Task details:
Answer these questions using the review of a paper on probabilistic programming and neural networks below:
(a) What is the title of the paper under review?
(b) What kind of algorithmic setting does the review say deep learning is?
(c) What does the graph-based framework for specifying neural networks get added with?

Document:
The paper I’ve chosen to review to start the week is quite an interesting one. It is called Probabilistic Neural Programs, and it promises to be a relevant attempt at bridging the gap between the state of the art in deep neural networks and the current developments taking place in the emerging computing paradigm of Probabilistic Programming.
As the authors point out at the outset, the current state of the art in deep learning frameworks exhibits limitations or suboptimality in the trade-offs between expressivity in the computational models and the data requirements to meet those computational demands. On the other hand deep learning is a continuous approximating algorithmic setting, while the evidence is suggesting that discrete inference algorithms outperforms continuous approximations.
With all this in mind the researchers publish in this post a view that claims Probabilistic Programming as a paradigm that both supports the specification of different tasks in computational models and inference algorithms, including discrete search and continuous approximations (I will not in this review say that I have evidence of this or that I am agreeing with all the conclusions in this paper, as I suspect further research in this area may be needed in the future or a complete peered mathematical proof of the claim). Their probabilistic neural programs propose a new flexible framework permitting specification of the appropriate computational model and inference algorithm while at the same time enabling the use of deep neural networks. They accomplish this difficult to achieve goal by applying a graph-based framework for specifying neural networks added with an operator for weighted nondeterministic choice model.

Information supplied:
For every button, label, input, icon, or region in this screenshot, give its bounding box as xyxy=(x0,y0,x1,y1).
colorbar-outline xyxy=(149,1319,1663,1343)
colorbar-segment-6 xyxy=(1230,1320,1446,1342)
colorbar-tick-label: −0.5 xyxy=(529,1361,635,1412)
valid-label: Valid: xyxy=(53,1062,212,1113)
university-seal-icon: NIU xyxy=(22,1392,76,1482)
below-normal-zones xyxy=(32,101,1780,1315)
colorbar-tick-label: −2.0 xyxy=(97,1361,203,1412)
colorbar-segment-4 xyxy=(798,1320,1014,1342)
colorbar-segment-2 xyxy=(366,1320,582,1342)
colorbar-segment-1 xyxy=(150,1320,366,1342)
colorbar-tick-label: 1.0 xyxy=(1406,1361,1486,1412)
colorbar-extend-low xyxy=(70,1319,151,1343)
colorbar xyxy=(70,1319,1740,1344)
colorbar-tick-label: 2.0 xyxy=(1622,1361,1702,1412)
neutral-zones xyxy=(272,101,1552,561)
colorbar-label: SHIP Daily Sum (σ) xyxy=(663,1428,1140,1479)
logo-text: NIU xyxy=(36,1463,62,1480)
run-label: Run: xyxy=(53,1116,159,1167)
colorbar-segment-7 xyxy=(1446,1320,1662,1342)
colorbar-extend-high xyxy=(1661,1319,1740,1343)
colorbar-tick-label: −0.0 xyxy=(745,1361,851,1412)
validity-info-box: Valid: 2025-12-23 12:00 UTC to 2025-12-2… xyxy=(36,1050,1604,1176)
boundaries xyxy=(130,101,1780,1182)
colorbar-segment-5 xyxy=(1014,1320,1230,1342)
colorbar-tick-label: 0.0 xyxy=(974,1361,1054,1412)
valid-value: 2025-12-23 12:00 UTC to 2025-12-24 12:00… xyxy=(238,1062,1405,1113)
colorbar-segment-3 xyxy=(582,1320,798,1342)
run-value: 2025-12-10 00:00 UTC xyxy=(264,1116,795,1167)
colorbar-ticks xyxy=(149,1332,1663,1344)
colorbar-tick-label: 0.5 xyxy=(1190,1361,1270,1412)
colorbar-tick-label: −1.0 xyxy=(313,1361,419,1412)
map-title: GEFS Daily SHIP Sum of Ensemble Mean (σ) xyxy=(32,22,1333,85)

Finished answer:
(a) Probabilistic Neural Programs
(b) A continuous approximating algorithmic setting
(c) An operator for weighted nondeterministic choice